Repeat, without any change, the entries presented below.
--- BEGIN RECORDS FOR THIS TASK ---
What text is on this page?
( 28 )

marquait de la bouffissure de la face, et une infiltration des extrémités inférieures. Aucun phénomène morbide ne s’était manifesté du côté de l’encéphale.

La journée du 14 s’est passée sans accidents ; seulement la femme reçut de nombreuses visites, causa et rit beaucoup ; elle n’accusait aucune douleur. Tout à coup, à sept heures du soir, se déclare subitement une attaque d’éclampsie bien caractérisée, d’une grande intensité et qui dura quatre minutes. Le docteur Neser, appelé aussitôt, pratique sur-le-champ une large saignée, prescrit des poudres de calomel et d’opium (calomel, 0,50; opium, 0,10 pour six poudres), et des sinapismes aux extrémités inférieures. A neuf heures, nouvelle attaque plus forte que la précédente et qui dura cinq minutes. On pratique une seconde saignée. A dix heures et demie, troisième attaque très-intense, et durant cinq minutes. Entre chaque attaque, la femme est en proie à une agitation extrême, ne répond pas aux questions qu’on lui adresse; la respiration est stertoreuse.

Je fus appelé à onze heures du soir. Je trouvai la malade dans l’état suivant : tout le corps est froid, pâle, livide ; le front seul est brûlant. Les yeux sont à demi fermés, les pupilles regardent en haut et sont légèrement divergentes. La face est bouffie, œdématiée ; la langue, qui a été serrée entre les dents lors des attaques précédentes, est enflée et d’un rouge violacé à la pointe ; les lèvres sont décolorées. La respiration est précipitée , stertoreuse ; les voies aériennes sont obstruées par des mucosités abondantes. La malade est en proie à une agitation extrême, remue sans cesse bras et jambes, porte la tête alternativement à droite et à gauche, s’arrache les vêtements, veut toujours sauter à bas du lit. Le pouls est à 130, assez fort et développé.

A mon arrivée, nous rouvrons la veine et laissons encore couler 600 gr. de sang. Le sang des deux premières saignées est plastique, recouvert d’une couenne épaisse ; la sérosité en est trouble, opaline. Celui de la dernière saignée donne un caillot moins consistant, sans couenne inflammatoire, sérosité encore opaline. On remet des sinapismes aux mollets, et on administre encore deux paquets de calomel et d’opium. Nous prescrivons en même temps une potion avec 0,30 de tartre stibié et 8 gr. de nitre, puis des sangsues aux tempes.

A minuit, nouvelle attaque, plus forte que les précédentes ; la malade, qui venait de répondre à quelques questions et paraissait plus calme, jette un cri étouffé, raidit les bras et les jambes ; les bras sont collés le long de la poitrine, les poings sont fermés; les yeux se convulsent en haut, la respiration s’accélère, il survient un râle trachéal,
--- END RECORDS FOR THIS TASK ---
### [TASK SOLUTION]
What text is on this page?
( 28 )

marquait de la bouffissure de la face, et une infiltration des extrémités inférieures. Aucun phénomène morbide ne s’était manifesté du côté de l’encéphale.

La journée du 14 s’est passée sans accidents ; seulement la femme reçut de nombreuses visites, causa et rit beaucoup ; elle n’accusait aucune douleur. Tout à coup, à sept heures du soir, se déclare subitement une attaque d’éclampsie bien caractérisée, d’une grande intensité et qui dura quatre minutes. Le docteur Neser, appelé aussitôt, pratique sur-le-champ une large saignée, prescrit des poudres de calomel et d’opium (calomel, 0,50; opium, 0,10 pour six poudres), et des sinapismes aux extrémités inférieures. A neuf heures, nouvelle attaque plus forte que la précédente et qui dura cinq minutes. On pratique une seconde saignée. A dix heures et demie, troisième attaque très-intense, et durant cinq minutes. Entre chaque attaque, la femme est en proie à une agitation extrême, ne répond pas aux questions qu’on lui adresse; la respiration est stertoreuse.

Je fus appelé à onze heures du soir. Je trouvai la malade dans l’état suivant : tout le corps est froid, pâle, livide ; le front seul est brûlant. Les yeux sont à demi fermés, les pupilles regardent en haut et sont légèrement divergentes. La face est bouffie, œdématiée ; la langue, qui a été serrée entre les dents lors des attaques précédentes, est enflée et d’un rouge violacé à la pointe ; les lèvres sont décolorées. La respiration est précipitée , stertoreuse ; les voies aériennes sont obstruées par des mucosités abondantes. La malade est en proie à une agitation extrême, remue sans cesse bras et jambes, porte la tête alternativement à droite et à gauche, s’arrache les vêtements, veut toujours sauter à bas du lit. Le pouls est à 130, assez fort et développé.

A mon arrivée, nous rouvrons la veine et laissons encore couler 600 gr. de sang. Le sang des deux premières saignées est plastique, recouvert d’une couenne épaisse ; la sérosité en est trouble, opaline. Celui de la dernière saignée donne un caillot moins consistant, sans couenne inflammatoire, sérosité encore opaline. On remet des sinapismes aux mollets, et on administre encore deux paquets de calomel et d’opium. Nous prescrivons en même temps une potion avec 0,30 de tartre stibié et 8 gr. de nitre, puis des sangsues aux tempes.

A minuit, nouvelle attaque, plus forte que les précédentes ; la malade, qui venait de répondre à quelques questions et paraissait plus calme, jette un cri étouffé, raidit les bras et les jambes ; les bras sont collés le long de la poitrine, les poings sont fermés; les yeux se convulsent en haut, la respiration s’accélère, il survient un râle trachéal,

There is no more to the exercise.